▶ Stated task
Write out every entry exactly as it stands.
⟨
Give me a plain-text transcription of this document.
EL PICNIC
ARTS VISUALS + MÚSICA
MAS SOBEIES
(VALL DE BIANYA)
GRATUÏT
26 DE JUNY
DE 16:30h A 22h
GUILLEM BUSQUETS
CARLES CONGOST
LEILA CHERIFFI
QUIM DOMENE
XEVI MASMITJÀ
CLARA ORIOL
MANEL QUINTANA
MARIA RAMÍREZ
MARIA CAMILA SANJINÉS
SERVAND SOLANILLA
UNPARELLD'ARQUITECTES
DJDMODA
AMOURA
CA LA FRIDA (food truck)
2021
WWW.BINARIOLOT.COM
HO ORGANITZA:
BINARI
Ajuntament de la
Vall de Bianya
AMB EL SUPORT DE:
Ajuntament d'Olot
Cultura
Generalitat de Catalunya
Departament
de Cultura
⟩
▶ Result for this task
Give me a plain-text transcription of this document.
EL PICNIC
ARTS VISUALS + MÚSICA
MAS SOBEIES
(VALL DE BIANYA)
GRATUÏT
26 DE JUNY
DE 16:30h A 22h
GUILLEM BUSQUETS
CARLES CONGOST
LEILA CHERIFFI
QUIM DOMENE
XEVI MASMITJÀ
CLARA ORIOL
MANEL QUINTANA
MARIA RAMÍREZ
MARIA CAMILA SANJINÉS
SERVAND SOLANILLA
UNPARELLD'ARQUITECTES
DJDMODA
AMOURA
CA LA FRIDA (food truck)
2021
WWW.BINARIOLOT.COM
HO ORGANITZA:
BINARI
Ajuntament de la
Vall de Bianya
AMB EL SUPORT DE:
Ajuntament d'Olot
Cultura
Generalitat de Catalunya
Departament
de Cultura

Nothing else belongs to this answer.